OBJECTIVE:
Take from the listing each line that has the string "JSON".

[Start]

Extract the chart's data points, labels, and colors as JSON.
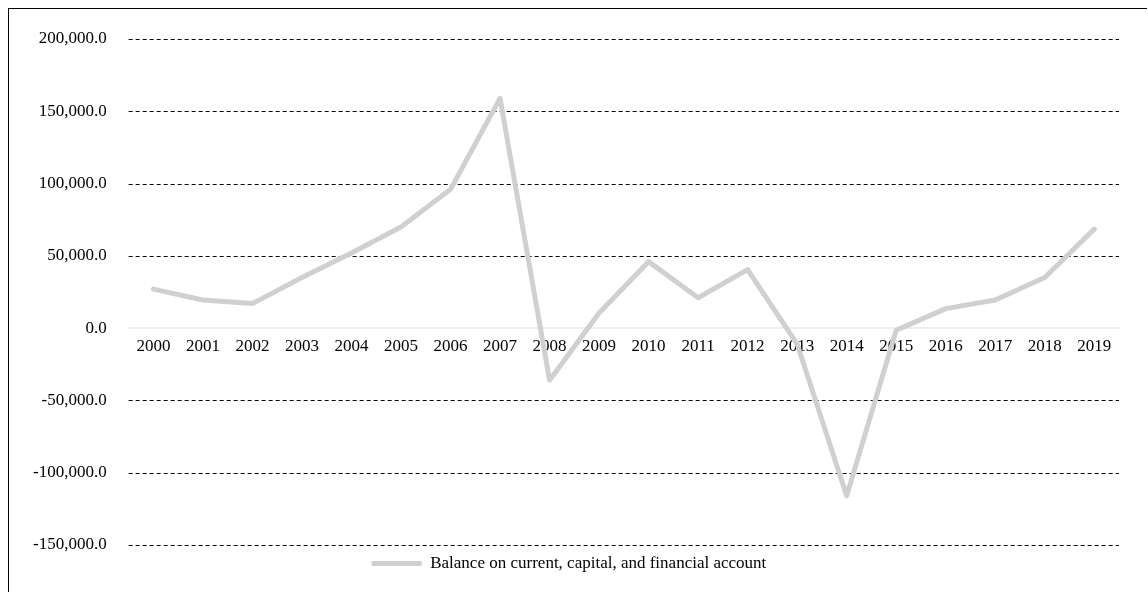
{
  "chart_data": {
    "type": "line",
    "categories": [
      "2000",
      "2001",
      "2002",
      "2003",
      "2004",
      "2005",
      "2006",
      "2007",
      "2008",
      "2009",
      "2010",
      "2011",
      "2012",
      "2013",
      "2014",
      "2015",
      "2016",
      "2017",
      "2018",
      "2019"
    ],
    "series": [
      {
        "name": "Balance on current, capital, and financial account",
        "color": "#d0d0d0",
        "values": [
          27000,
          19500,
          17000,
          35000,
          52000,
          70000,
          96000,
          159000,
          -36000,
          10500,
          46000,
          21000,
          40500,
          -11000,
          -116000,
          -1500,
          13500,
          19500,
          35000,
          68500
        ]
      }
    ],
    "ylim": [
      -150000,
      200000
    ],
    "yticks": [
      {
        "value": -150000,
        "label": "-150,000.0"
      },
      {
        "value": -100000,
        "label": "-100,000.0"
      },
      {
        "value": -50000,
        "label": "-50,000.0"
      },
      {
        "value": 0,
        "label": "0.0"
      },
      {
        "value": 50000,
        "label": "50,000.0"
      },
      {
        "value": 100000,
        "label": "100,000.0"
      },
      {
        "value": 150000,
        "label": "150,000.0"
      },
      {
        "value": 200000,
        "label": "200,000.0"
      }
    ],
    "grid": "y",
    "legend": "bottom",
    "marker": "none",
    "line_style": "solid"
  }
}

[End]
[Start]

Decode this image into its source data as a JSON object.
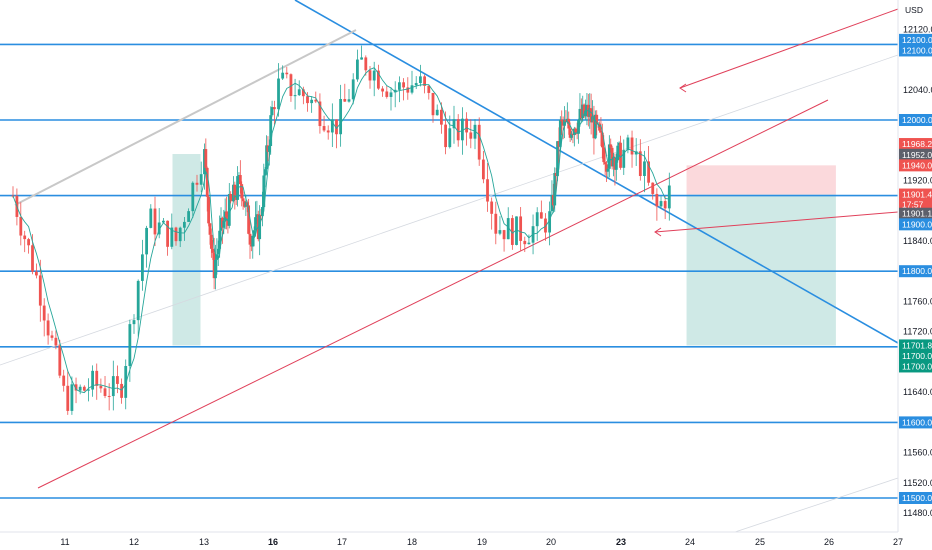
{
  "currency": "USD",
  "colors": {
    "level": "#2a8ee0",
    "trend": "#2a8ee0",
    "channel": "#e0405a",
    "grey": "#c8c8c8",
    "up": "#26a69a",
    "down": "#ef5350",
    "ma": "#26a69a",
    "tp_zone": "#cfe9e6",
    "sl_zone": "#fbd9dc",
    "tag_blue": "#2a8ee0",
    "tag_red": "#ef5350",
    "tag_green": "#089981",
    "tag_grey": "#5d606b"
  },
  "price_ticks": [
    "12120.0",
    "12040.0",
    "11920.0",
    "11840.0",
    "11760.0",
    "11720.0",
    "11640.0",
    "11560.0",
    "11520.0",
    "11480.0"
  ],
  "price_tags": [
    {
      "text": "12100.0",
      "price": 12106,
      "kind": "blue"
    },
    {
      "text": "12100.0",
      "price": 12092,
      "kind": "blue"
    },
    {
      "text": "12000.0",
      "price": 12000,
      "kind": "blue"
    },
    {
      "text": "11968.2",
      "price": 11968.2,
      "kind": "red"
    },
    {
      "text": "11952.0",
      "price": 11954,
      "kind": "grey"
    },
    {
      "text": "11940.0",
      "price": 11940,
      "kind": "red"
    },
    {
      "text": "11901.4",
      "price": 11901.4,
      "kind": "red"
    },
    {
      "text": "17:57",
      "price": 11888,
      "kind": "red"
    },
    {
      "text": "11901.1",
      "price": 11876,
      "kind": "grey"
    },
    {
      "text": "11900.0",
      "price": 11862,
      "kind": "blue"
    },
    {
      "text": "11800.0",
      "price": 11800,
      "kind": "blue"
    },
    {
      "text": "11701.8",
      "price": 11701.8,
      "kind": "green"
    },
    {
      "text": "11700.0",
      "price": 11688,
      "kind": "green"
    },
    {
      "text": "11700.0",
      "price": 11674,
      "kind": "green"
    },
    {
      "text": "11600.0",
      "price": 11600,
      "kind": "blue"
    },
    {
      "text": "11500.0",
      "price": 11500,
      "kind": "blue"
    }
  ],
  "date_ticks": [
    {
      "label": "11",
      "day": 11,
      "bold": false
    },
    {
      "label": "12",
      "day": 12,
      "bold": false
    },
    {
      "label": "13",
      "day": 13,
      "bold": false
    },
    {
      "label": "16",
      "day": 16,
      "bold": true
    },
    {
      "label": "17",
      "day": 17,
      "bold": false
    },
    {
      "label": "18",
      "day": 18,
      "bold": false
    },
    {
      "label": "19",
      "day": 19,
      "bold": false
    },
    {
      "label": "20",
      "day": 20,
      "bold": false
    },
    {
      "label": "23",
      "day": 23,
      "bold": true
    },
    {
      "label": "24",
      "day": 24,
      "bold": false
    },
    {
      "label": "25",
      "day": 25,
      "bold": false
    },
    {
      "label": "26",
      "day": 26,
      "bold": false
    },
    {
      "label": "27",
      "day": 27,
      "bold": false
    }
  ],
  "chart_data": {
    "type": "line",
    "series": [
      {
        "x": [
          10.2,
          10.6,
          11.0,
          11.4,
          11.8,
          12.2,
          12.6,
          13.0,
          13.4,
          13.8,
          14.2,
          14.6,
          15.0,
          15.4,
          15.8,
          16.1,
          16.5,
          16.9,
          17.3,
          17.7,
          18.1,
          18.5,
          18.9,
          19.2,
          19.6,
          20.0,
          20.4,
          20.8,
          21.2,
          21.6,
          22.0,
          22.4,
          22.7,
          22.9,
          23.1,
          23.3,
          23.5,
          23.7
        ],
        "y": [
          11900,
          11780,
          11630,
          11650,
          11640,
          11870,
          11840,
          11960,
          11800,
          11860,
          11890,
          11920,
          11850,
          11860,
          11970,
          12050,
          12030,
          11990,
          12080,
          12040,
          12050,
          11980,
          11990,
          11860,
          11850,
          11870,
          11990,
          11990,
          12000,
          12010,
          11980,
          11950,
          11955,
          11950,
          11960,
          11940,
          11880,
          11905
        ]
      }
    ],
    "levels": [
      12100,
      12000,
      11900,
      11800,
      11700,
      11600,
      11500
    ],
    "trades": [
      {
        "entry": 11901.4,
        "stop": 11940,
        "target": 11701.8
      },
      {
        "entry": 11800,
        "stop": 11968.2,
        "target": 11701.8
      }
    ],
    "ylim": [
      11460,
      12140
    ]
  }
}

[End]
[Start]

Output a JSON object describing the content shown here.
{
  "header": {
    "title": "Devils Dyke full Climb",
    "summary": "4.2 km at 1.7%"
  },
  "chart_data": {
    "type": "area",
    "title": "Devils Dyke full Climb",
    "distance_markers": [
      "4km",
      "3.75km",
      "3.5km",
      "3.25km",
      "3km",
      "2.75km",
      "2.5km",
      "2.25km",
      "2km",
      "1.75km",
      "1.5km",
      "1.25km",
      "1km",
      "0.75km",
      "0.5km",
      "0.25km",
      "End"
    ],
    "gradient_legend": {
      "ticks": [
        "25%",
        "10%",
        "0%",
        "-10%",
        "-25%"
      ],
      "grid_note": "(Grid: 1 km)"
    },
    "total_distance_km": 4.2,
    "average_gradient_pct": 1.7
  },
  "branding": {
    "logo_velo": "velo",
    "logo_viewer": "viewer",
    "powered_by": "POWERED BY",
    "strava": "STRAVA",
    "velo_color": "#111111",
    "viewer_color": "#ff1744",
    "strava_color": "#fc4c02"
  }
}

[End]

RESPONSE BELOW:
Extract the chart's data points, labels, and colors as JSON.
Decode this image into its source data as a JSON object.
Output a JSON object describing the content shown here.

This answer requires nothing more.